TEXT BLOCK:
● ● ● ● ● ● ●
I’ve just started looking at RAPIDS and the various components today. I was looking at PageRank and applying it to a large directed graph of 1.7B edges. With DiGraph this was runnable and got good performance for calculating PageRank as I was hoping to see. I did want to try it using an undirected variant of the same graph (which the default behaviour for Graph does by creating inverted copies of the edges). However this ran into an issue with what I believe is a limit on the size of a DataFrame (as defined by the maximum size of a column).

I couldn’t find anything explicitly stating the limit in the documentation (I’ve not been through it comprehensively so happy to be pointed at anything). It seems the current limit might be for legacy or compatibility reasons. I was able to find this issue talking about the maximum column size but most of the discussion seemed to be about sizes for data type. This other issue I found also talked about concatenation of large dataframes but is closed, https://github.com/rapidsai/cudf/issues/2474 . I wasn’t sure why the number of rows may be limited to INT32 rather than UINT32 unless it’s to easily support doing basic math comparing dataframe sizes etc where negative numbers may be required, otherwise it would seem that leveraging UINT32 datatype would give double the current limit without necessarily using more storage (part of the discussion around switching to INT64 in that first issue I cited). There was mentioned of compatibility Apache Arrow and the best I could find for that which seems to tie into this is https://arrow.apache.org/docs/cpp/arrays.html#size-limitations-and-recommendations .
● ● ● ● ● ● ●
DATA SECTION:

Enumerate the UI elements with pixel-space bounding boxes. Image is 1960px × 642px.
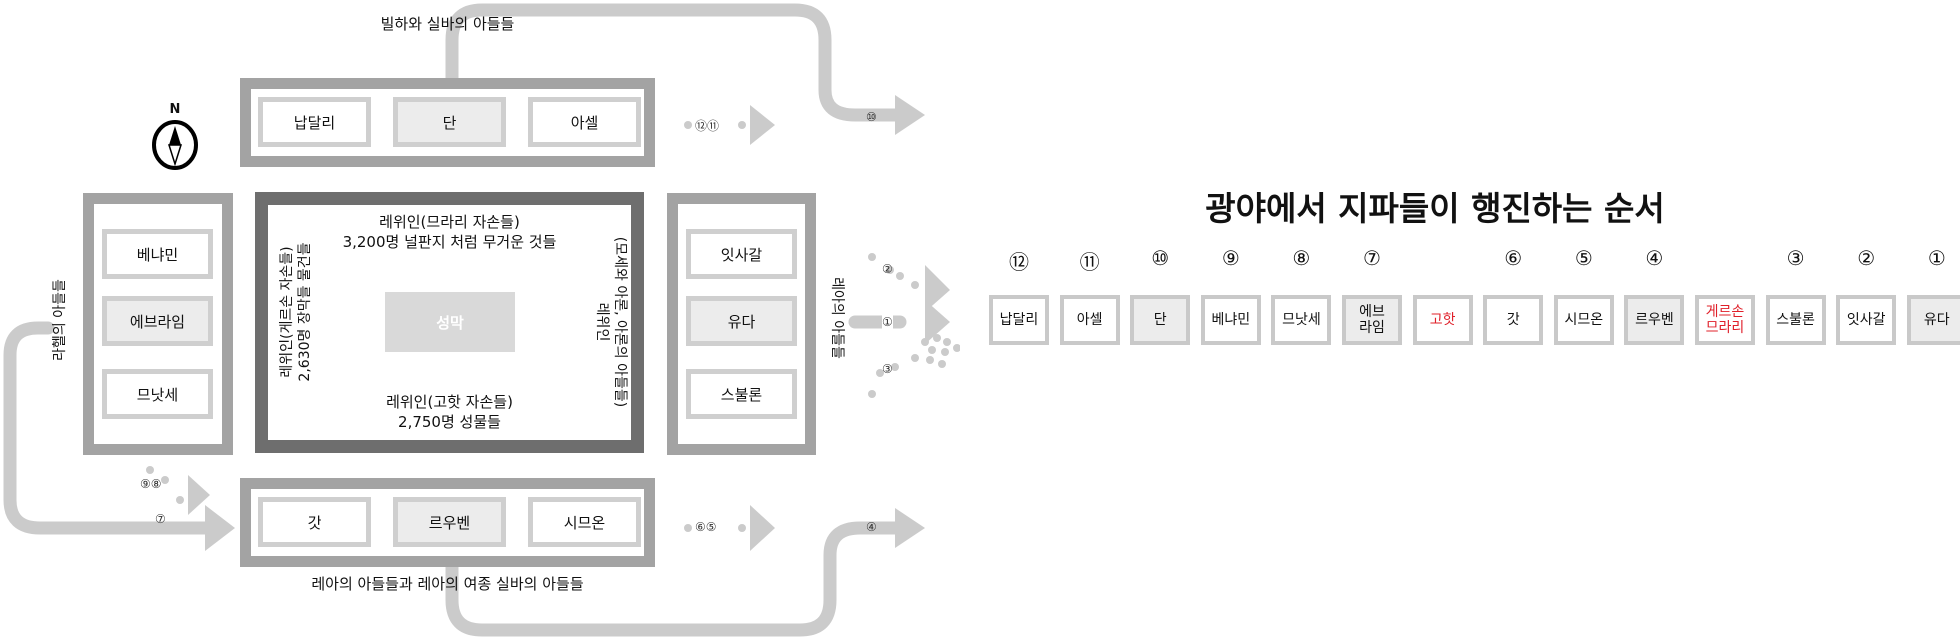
● ● ● ● ● ● ●
CHALLENGES:
(A) In the RAPIDS post above, how many edges does the directed graph have?
(B) Continue the RAPIDS post from its last sentence.

RESPONSES:
(A) 1.7B edges.

(B)
I also came across this post which https://medium.com/rapids-ai/tackling-large-graphs-with-rapids-cugraph-and-unified-virtual-memory-b5b69a065d4 talks about the 32bit indexing and future plans to move to 64bit, however I couldn’t find any other related issues on the topic.

So I just wanted to check whether this is a current limitation and not a bug in the python wrapper (but I think it is simply mirroring the definition in the c++ header for libcudf) or if there are any current workarounds (which I don’t believe there are). If that is the current situation is there a pointer to plans for supporting larger data set sizes.

Thanks

Tony

kkranen commented 3 years ago

I'm similarly encountering this error when working with the Outbrains dataset. The dataset has a a large file (page_views.csv) with a string-based secondary key (user id). One of the operations I'm working on compares the latest timestamp of a user/document combo to the timestamp of a given sample to generate an extremely salient feature. Currently due to this issue, the way I have to go about this is:

  1. Load in the file partitioned using NVTabular
  2. Filter down the file to only user ids that occur in samples.
  3. Pass the resulting table to dask_cudf to do groupby+aggregation (with sufficient split-out)
  4. Pass the results of that to NVTabular to do a final set of external joins of the split-out table onto the table of samples

Currently, this takes ~40 lines of moderately arcane code to accomplish. I anticipate that with a change to the offset length, the entire process will be cut down to ~5 lines of easily understandable code (just loads and joins in cudf or dask_cudf)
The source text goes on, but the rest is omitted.